>>>

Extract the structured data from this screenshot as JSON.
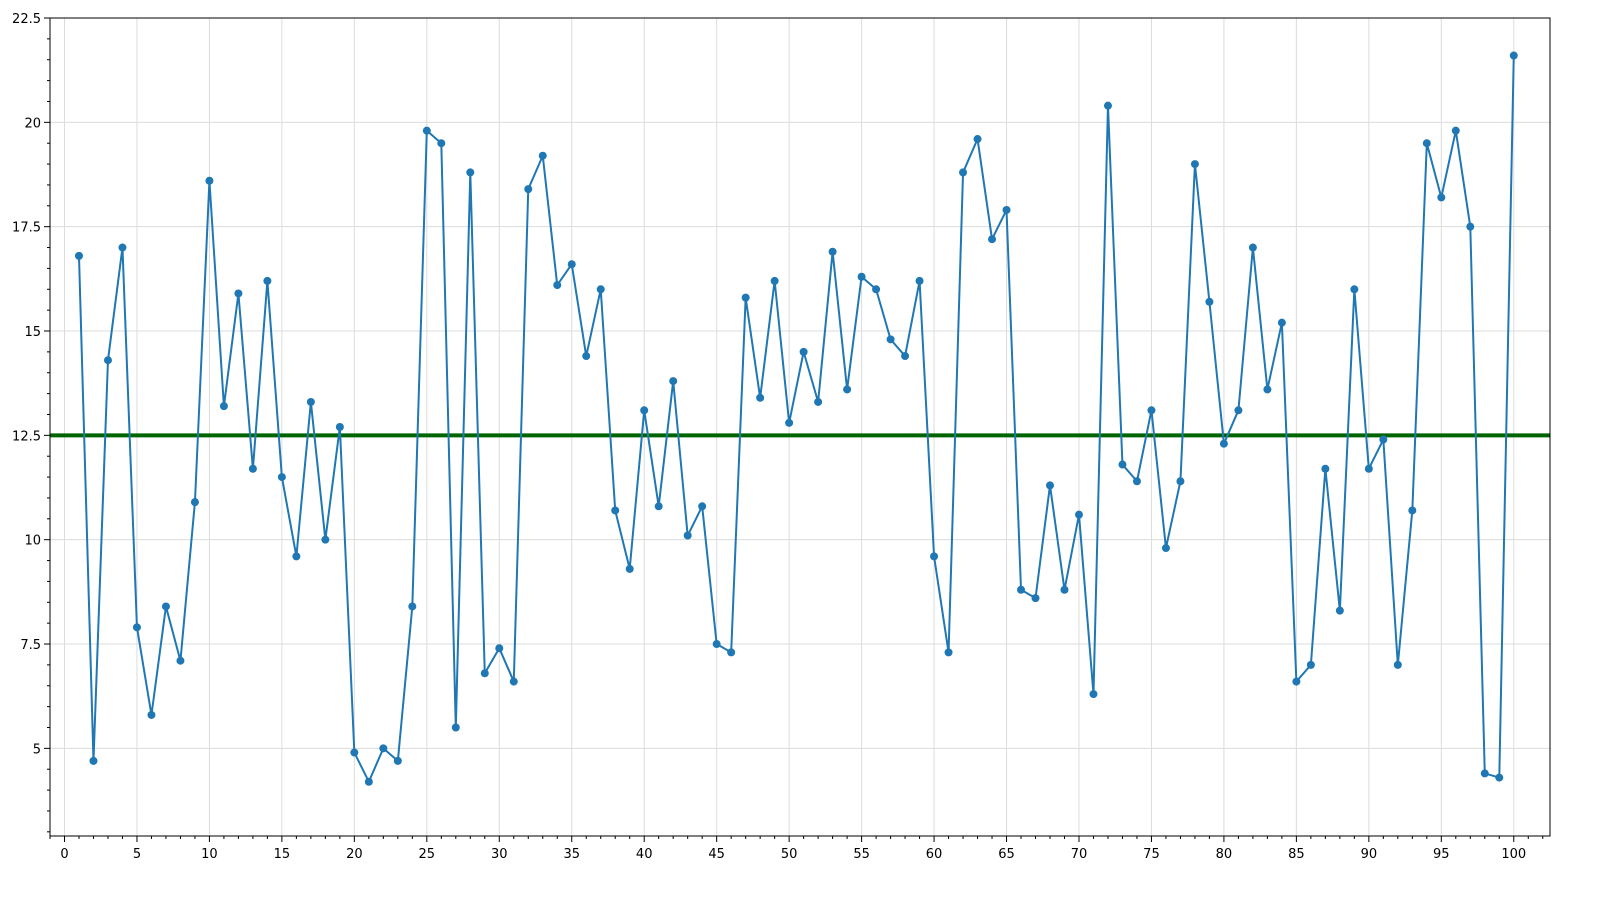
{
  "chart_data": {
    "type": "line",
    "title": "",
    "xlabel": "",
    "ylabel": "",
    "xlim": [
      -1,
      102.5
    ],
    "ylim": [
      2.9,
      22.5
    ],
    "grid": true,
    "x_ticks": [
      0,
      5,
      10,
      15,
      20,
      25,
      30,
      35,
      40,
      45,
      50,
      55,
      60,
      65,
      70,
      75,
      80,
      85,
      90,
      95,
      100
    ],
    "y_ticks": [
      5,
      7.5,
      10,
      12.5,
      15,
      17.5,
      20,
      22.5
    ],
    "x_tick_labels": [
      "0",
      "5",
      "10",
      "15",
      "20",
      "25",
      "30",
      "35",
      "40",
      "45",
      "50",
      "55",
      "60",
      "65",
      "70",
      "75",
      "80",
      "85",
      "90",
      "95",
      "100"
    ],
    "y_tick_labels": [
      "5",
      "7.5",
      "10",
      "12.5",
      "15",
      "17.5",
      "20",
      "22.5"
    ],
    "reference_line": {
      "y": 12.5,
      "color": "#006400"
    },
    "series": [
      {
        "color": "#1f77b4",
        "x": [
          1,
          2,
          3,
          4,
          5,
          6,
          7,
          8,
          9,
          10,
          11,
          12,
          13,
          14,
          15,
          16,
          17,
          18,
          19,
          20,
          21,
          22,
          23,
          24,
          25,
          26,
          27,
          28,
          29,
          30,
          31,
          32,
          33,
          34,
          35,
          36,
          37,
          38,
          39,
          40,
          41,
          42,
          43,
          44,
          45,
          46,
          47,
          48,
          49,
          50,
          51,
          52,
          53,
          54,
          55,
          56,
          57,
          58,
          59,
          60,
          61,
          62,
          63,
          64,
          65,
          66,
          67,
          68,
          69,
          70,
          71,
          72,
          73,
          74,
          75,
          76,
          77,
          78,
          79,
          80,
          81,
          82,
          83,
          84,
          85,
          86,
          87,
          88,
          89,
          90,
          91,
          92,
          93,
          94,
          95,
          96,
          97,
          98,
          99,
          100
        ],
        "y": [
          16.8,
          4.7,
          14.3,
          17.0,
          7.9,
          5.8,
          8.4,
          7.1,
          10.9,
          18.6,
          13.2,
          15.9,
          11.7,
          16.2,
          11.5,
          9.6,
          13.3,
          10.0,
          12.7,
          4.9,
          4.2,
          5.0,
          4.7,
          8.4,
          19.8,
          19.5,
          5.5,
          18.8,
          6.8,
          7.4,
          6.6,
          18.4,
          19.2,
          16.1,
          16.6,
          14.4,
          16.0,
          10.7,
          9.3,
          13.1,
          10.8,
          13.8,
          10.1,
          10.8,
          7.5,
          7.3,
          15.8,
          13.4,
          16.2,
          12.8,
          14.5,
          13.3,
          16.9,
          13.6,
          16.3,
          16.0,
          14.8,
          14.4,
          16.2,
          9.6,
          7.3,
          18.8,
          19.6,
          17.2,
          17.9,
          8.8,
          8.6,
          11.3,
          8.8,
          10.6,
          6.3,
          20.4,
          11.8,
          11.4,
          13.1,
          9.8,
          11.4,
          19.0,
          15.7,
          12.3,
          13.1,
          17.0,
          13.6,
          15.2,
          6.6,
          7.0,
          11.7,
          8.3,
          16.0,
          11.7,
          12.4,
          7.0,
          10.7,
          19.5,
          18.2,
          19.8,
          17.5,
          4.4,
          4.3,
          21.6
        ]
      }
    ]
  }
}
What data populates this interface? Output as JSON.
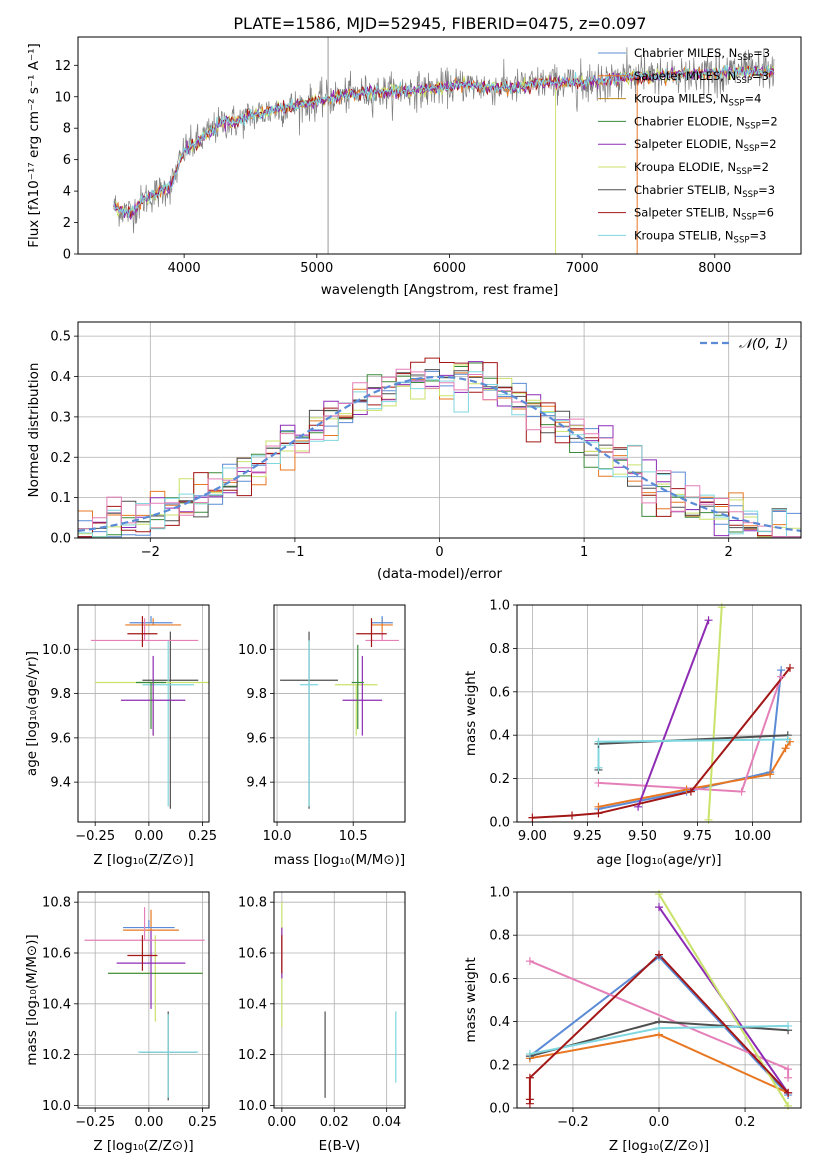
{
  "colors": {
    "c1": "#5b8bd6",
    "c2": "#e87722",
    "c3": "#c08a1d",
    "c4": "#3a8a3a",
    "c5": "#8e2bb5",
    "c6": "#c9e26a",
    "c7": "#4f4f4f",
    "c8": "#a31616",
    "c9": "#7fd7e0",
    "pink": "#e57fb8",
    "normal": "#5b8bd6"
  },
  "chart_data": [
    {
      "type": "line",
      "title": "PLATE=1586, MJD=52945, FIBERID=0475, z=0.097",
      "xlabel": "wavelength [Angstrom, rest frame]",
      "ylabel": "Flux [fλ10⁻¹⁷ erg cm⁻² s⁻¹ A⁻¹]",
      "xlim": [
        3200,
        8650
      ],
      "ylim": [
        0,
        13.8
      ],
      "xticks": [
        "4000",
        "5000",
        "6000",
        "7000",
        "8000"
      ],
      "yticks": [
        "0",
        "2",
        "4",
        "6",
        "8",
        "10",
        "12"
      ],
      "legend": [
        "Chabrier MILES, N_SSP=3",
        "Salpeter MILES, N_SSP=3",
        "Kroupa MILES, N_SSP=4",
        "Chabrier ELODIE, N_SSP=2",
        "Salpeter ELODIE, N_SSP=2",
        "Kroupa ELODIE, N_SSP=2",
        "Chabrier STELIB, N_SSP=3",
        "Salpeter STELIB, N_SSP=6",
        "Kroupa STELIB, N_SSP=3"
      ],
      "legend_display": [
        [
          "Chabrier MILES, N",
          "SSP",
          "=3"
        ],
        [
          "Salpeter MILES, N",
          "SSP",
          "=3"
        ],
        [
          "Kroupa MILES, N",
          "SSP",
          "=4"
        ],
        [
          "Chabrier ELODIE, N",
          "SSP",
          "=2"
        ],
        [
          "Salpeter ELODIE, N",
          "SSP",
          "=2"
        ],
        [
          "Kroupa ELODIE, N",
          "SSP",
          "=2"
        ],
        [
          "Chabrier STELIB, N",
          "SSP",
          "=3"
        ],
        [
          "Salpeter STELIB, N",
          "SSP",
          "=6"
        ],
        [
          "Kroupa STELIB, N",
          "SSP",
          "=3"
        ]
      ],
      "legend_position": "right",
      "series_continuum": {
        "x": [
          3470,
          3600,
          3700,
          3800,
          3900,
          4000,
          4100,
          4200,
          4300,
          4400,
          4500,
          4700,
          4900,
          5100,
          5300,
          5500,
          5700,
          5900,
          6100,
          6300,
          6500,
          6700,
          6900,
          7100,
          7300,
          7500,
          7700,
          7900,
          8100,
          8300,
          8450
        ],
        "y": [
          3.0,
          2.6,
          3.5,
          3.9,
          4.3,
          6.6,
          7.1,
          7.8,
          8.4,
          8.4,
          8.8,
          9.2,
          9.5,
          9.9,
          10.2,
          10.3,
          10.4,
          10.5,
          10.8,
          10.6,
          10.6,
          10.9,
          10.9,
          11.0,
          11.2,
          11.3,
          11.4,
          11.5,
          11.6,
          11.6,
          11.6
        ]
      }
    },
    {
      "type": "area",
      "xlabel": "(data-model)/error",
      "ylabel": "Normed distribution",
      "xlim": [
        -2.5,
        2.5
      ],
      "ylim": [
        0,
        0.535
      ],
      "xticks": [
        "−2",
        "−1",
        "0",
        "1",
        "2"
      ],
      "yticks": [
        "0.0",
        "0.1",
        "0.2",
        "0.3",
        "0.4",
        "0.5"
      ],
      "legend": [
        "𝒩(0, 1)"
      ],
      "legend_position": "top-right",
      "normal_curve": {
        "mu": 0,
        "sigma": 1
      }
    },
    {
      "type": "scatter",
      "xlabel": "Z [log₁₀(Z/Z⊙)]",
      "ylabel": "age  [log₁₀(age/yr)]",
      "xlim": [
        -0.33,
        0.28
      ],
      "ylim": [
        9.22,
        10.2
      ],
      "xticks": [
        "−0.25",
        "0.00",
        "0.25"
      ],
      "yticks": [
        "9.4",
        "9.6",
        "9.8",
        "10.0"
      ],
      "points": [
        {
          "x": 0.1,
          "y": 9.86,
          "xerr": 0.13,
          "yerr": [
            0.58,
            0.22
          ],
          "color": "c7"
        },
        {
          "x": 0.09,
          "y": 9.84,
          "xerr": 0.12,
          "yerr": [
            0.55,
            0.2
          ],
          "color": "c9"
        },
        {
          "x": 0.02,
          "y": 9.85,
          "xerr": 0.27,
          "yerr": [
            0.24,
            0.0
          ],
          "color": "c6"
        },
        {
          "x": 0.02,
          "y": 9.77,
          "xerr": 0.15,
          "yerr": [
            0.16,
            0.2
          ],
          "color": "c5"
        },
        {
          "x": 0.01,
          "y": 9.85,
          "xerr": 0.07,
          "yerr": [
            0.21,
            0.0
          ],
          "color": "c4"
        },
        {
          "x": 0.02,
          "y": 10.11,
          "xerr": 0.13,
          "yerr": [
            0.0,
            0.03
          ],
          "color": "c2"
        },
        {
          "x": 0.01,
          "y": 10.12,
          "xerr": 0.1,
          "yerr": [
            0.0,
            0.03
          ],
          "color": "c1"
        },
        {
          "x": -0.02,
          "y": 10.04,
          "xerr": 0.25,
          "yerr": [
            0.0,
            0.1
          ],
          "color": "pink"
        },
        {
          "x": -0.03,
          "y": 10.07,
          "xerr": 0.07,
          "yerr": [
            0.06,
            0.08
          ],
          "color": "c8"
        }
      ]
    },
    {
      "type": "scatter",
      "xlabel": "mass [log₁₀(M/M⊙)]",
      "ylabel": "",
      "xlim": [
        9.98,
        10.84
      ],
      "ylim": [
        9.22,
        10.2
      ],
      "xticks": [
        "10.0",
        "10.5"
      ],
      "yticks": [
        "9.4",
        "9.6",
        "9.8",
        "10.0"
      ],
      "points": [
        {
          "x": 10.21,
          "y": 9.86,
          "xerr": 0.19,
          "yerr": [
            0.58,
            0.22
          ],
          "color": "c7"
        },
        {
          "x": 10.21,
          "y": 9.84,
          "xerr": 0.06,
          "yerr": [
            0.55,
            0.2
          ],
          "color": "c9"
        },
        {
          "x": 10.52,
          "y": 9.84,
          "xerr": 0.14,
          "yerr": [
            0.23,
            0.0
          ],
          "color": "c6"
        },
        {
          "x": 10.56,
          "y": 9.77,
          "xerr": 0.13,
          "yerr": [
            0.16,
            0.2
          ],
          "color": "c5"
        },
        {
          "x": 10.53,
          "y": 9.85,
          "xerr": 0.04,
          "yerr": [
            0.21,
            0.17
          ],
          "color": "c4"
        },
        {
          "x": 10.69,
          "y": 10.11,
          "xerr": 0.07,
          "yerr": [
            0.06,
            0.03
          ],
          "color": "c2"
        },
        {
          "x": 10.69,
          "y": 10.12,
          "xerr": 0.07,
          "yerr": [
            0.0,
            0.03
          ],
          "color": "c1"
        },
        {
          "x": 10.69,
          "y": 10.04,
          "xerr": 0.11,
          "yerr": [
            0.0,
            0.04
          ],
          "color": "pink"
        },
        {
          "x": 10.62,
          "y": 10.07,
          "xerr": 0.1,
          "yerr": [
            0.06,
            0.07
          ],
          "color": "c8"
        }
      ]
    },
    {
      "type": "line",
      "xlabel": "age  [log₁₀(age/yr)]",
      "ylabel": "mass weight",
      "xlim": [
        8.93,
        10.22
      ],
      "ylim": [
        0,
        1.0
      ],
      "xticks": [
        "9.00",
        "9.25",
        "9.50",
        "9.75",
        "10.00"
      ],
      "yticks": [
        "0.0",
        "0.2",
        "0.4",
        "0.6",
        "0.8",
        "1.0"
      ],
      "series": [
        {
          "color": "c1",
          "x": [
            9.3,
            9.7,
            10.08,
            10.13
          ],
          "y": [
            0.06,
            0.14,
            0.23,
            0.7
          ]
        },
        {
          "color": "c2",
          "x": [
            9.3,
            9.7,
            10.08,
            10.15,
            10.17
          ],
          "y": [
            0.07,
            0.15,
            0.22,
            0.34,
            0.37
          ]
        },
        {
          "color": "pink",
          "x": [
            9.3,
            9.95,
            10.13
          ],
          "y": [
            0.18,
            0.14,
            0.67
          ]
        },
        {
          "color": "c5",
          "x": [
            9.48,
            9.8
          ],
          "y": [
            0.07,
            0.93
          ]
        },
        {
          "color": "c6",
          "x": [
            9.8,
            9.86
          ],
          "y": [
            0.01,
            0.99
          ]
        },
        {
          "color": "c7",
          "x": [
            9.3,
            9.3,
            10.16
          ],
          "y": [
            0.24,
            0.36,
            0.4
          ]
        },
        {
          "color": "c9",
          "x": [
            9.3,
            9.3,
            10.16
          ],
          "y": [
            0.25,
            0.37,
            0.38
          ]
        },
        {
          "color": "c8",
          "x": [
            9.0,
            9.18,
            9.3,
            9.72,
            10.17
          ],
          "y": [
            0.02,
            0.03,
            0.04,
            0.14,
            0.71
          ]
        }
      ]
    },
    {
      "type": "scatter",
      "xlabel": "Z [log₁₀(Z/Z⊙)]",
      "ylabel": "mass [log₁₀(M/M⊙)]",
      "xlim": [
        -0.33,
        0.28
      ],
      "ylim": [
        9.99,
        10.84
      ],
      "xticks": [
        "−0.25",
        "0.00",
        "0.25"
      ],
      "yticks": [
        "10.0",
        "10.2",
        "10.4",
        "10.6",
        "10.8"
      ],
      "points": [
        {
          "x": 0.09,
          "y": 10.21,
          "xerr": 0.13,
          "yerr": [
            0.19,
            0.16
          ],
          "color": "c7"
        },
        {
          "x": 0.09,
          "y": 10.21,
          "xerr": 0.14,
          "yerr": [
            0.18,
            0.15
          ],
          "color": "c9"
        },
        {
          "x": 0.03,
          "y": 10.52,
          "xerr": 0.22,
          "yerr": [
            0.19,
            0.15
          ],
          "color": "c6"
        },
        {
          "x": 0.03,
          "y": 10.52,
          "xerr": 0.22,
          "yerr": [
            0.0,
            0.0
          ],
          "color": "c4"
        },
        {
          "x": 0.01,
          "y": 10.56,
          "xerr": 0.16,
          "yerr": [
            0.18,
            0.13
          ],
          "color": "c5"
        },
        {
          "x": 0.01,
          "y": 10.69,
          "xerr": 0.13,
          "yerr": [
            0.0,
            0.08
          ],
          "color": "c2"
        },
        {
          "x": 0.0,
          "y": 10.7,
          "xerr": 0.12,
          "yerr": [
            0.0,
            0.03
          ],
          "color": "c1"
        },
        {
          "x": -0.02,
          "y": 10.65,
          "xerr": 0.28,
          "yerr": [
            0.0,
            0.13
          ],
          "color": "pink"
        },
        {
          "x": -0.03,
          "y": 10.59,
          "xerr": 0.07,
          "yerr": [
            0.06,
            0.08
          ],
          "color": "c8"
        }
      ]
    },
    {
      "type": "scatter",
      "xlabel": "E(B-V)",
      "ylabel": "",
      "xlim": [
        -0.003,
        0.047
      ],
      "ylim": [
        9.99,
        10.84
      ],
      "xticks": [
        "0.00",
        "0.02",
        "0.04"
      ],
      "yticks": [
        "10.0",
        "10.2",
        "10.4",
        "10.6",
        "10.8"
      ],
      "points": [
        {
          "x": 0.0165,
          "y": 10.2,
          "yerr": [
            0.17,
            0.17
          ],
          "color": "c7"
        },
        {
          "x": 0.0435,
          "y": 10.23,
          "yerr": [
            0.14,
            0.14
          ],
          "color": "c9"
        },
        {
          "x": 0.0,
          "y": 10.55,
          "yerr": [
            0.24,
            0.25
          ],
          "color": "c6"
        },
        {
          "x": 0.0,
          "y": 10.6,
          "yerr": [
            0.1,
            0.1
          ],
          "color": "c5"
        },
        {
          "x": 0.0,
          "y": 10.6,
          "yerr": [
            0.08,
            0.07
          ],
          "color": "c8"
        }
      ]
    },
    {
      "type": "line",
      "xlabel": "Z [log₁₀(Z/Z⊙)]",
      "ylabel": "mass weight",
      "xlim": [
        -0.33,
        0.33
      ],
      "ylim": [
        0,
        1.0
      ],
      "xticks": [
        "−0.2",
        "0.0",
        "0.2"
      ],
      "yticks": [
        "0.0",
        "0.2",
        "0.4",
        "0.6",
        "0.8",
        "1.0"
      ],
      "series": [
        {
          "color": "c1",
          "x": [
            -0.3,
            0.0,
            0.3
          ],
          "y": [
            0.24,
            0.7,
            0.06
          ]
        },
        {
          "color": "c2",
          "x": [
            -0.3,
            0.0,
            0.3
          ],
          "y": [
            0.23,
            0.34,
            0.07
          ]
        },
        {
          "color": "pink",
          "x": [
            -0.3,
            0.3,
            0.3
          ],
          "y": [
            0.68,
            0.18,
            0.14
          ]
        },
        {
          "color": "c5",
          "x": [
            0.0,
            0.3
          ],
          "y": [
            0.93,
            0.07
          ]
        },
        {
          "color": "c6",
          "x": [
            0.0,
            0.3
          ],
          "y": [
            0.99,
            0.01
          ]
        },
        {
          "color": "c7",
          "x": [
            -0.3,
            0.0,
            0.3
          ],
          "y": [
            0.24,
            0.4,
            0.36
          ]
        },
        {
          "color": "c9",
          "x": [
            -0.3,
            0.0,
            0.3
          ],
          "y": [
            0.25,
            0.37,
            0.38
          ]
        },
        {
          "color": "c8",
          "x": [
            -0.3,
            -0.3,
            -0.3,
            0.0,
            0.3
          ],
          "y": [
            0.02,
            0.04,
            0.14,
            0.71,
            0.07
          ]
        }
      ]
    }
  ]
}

<<<

What is needed:
Report every line containing the word "title" from the listing above.

Written response:
    "title": "",
      "title": "PLATE=1586, MJD=52945, FIBERID=0475, z=0.097",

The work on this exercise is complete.